* _Given data_
────────────────────────────────────────

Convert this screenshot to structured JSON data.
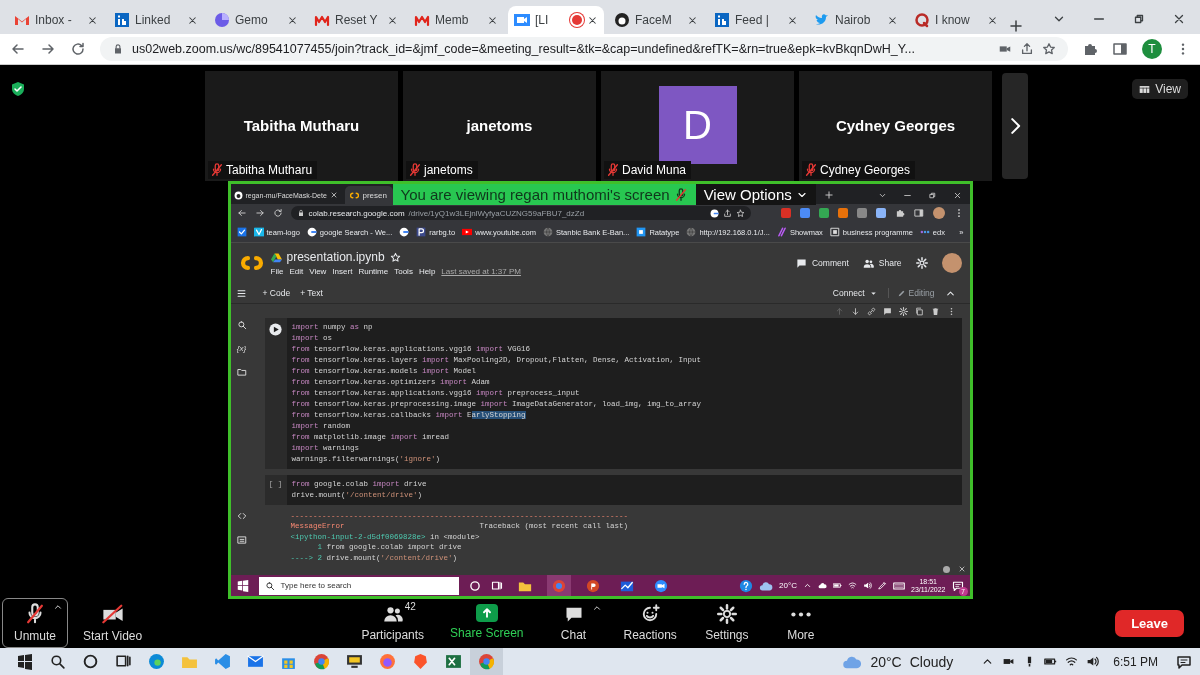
{
  "browser": {
    "tabs": [
      {
        "label": "Inbox -",
        "selected": false,
        "recording": false
      },
      {
        "label": "Linked",
        "selected": false,
        "recording": false
      },
      {
        "label": "Gemo",
        "selected": false,
        "recording": false
      },
      {
        "label": "Reset Y",
        "selected": false,
        "recording": false
      },
      {
        "label": "Memb",
        "selected": false,
        "recording": false
      },
      {
        "label": "[LI",
        "selected": true,
        "recording": true
      },
      {
        "label": "FaceM",
        "selected": false,
        "recording": false
      },
      {
        "label": "Feed |",
        "selected": false,
        "recording": false
      },
      {
        "label": "Nairob",
        "selected": false,
        "recording": false
      },
      {
        "label": "I know",
        "selected": false,
        "recording": false
      }
    ],
    "url": "us02web.zoom.us/wc/89541077455/join?track_id=&jmf_code=&meeting_result=&tk=&cap=undefined&refTK=&rn=true&epk=kvBkqnDwH_Y...",
    "profile_initial": "T"
  },
  "meeting": {
    "participants": [
      {
        "kind": "name",
        "name": "Tabitha Mutharu",
        "label": "Tabitha Mutharu",
        "muted": true
      },
      {
        "kind": "name",
        "name": "janetoms",
        "label": "janetoms",
        "muted": true
      },
      {
        "kind": "avatar",
        "initial": "D",
        "color": "#7e57c2",
        "label": "David Muna",
        "muted": true
      },
      {
        "kind": "name",
        "name": "Cydney Georges",
        "label": "Cydney Georges",
        "muted": true
      }
    ],
    "view": "View"
  },
  "share": {
    "banner": "You are viewing regan muthomi's screen",
    "view_options": "View Options",
    "browser": {
      "tabs": [
        {
          "label": "regan-mu/FaceMask-Dete",
          "selected": false
        },
        {
          "label": "presen",
          "selected": true
        }
      ],
      "url_host": "colab.research.google.com",
      "url_path": "/drive/1yQ1w3LEjnlWyfyaCUZNG59aFBU7_dzZd",
      "bookmarks": [
        {
          "kind": "icon"
        },
        {
          "kind": "link",
          "label": "team-logo"
        },
        {
          "kind": "link",
          "label": "google Search - We..."
        },
        {
          "kind": "icon"
        },
        {
          "kind": "link",
          "label": "rarbg.to"
        },
        {
          "kind": "link",
          "label": "www.youtube.com"
        },
        {
          "kind": "link",
          "label": "Stanbic Bank E-Ban..."
        },
        {
          "kind": "link",
          "label": "Ratatype"
        },
        {
          "kind": "link",
          "label": "http://192.168.0.1/J..."
        },
        {
          "kind": "link",
          "label": "Showmax"
        },
        {
          "kind": "link",
          "label": "business programme"
        },
        {
          "kind": "link",
          "label": "edx"
        }
      ],
      "more": "»"
    },
    "notebook": {
      "title": "presentation.ipynb",
      "menu": [
        "File",
        "Edit",
        "View",
        "Insert",
        "Runtime",
        "Tools",
        "Help"
      ],
      "last_saved": "Last saved at 1:37 PM",
      "comment": "Comment",
      "share": "Share",
      "add_code": "+ Code",
      "add_text": "+ Text",
      "connect": "Connect",
      "editing": "Editing",
      "variables": "{x}",
      "cells": [
        {
          "focused": true,
          "lines": [
            [
              {
                "kind": "keyword",
                "text": "import"
              },
              {
                "kind": "plain",
                "text": " numpy "
              },
              {
                "kind": "keyword",
                "text": "as"
              },
              {
                "kind": "plain",
                "text": " np"
              }
            ],
            [
              {
                "kind": "keyword",
                "text": "import"
              },
              {
                "kind": "plain",
                "text": " os"
              }
            ],
            [
              {
                "kind": "keyword",
                "text": "from"
              },
              {
                "kind": "plain",
                "text": " tensorflow.keras.applications.vgg16 "
              },
              {
                "kind": "keyword",
                "text": "import"
              },
              {
                "kind": "plain",
                "text": " VGG16"
              }
            ],
            [
              {
                "kind": "keyword",
                "text": "from"
              },
              {
                "kind": "plain",
                "text": " tensorflow.keras.layers "
              },
              {
                "kind": "keyword",
                "text": "import"
              },
              {
                "kind": "plain",
                "text": " MaxPooling2D, Dropout,Flatten, Dense, Activation, Input"
              }
            ],
            [
              {
                "kind": "keyword",
                "text": "from"
              },
              {
                "kind": "plain",
                "text": " tensorflow.keras.models "
              },
              {
                "kind": "keyword",
                "text": "import"
              },
              {
                "kind": "plain",
                "text": " Model"
              }
            ],
            [
              {
                "kind": "keyword",
                "text": "from"
              },
              {
                "kind": "plain",
                "text": " tensorflow.keras.optimizers "
              },
              {
                "kind": "keyword",
                "text": "import"
              },
              {
                "kind": "plain",
                "text": " Adam"
              }
            ],
            [
              {
                "kind": "keyword",
                "text": "from"
              },
              {
                "kind": "plain",
                "text": " tensorflow.keras.applications.vgg16 "
              },
              {
                "kind": "keyword",
                "text": "import"
              },
              {
                "kind": "plain",
                "text": " preprocess_input"
              }
            ],
            [
              {
                "kind": "keyword",
                "text": "from"
              },
              {
                "kind": "plain",
                "text": " tensorflow.keras.preprocessing.image "
              },
              {
                "kind": "keyword",
                "text": "import"
              },
              {
                "kind": "plain",
                "text": " ImageDataGenerator, load_img, img_to_array"
              }
            ],
            [
              {
                "kind": "keyword",
                "text": "from"
              },
              {
                "kind": "plain",
                "text": " tensorflow.keras.callbacks "
              },
              {
                "kind": "keyword",
                "text": "import"
              },
              {
                "kind": "plain",
                "text": " E"
              },
              {
                "kind": "selected",
                "text": "arlyStopping"
              }
            ],
            [
              {
                "kind": "keyword",
                "text": "import"
              },
              {
                "kind": "plain",
                "text": " random"
              }
            ],
            [
              {
                "kind": "keyword",
                "text": "from"
              },
              {
                "kind": "plain",
                "text": " matplotlib.image "
              },
              {
                "kind": "keyword",
                "text": "import"
              },
              {
                "kind": "plain",
                "text": " imread"
              }
            ],
            [
              {
                "kind": "keyword",
                "text": "import"
              },
              {
                "kind": "plain",
                "text": " warnings"
              }
            ],
            [
              {
                "kind": "plain",
                "text": "warnings.filterwarnings("
              },
              {
                "kind": "string",
                "text": "'ignore'"
              },
              {
                "kind": "plain",
                "text": ")"
              }
            ]
          ]
        },
        {
          "focused": false,
          "prompt": "[ ]",
          "lines": [
            [
              {
                "kind": "keyword",
                "text": "from"
              },
              {
                "kind": "plain",
                "text": " google.colab "
              },
              {
                "kind": "keyword",
                "text": "import"
              },
              {
                "kind": "plain",
                "text": " drive"
              }
            ],
            [
              {
                "kind": "plain",
                "text": "drive.mount("
              },
              {
                "kind": "string",
                "text": "'/content/drive'"
              },
              {
                "kind": "plain",
                "text": ")"
              }
            ]
          ]
        }
      ],
      "output": [
        [
          {
            "kind": "error",
            "text": "---------------------------------------------------------------------------"
          }
        ],
        [
          {
            "kind": "error",
            "text": "MessageError"
          },
          {
            "kind": "plain",
            "text": "                              Traceback (most recent call last)"
          }
        ],
        [
          {
            "kind": "frame",
            "text": "<ipython-input-2-d5df0069828e>"
          },
          {
            "kind": "plain",
            "text": " in <module>"
          }
        ],
        [
          {
            "kind": "frame",
            "text": "      1 "
          },
          {
            "kind": "plain",
            "text": "from google.colab import drive"
          }
        ],
        [
          {
            "kind": "frame",
            "text": "----> 2 "
          },
          {
            "kind": "plain",
            "text": "drive.mount("
          },
          {
            "kind": "string",
            "text": "'/content/drive'"
          },
          {
            "kind": "plain",
            "text": ")"
          }
        ]
      ]
    },
    "taskbar": {
      "search_placeholder": "Type here to search",
      "temperature": "20°C",
      "time": "18:51",
      "date": "23/11/2022",
      "notifications": "7"
    }
  },
  "toolbar": {
    "left": [
      {
        "label": "Unmute",
        "focused": true,
        "menu": true
      },
      {
        "label": "Start Video",
        "focused": false,
        "menu": false
      }
    ],
    "center": [
      {
        "label": "Participants",
        "kind": "normal",
        "count": "42",
        "menu": false
      },
      {
        "label": "Share Screen",
        "kind": "share",
        "menu": false
      },
      {
        "label": "Chat",
        "kind": "normal",
        "menu": true
      },
      {
        "label": "Reactions",
        "kind": "normal",
        "menu": false
      },
      {
        "label": "Settings",
        "kind": "normal",
        "menu": false
      },
      {
        "label": "More",
        "kind": "normal",
        "menu": false
      }
    ],
    "leave": "Leave"
  },
  "windows": {
    "temperature": "20°C",
    "condition": "Cloudy",
    "time": "6:51 PM"
  }
}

────────────────────────────────────────

* _Short task_
Using the records above, gather all lines where the string "tensorflow" is present.

* _Exercise output_
                "text": " tensorflow.keras.applications.vgg16 "
                "text": " tensorflow.keras.layers "
                "text": " tensorflow.keras.models "
                "text": " tensorflow.keras.optimizers "
                "text": " tensorflow.keras.applications.vgg16 "
                "text": " tensorflow.keras.preprocessing.image "
                "text": " tensorflow.keras.callbacks "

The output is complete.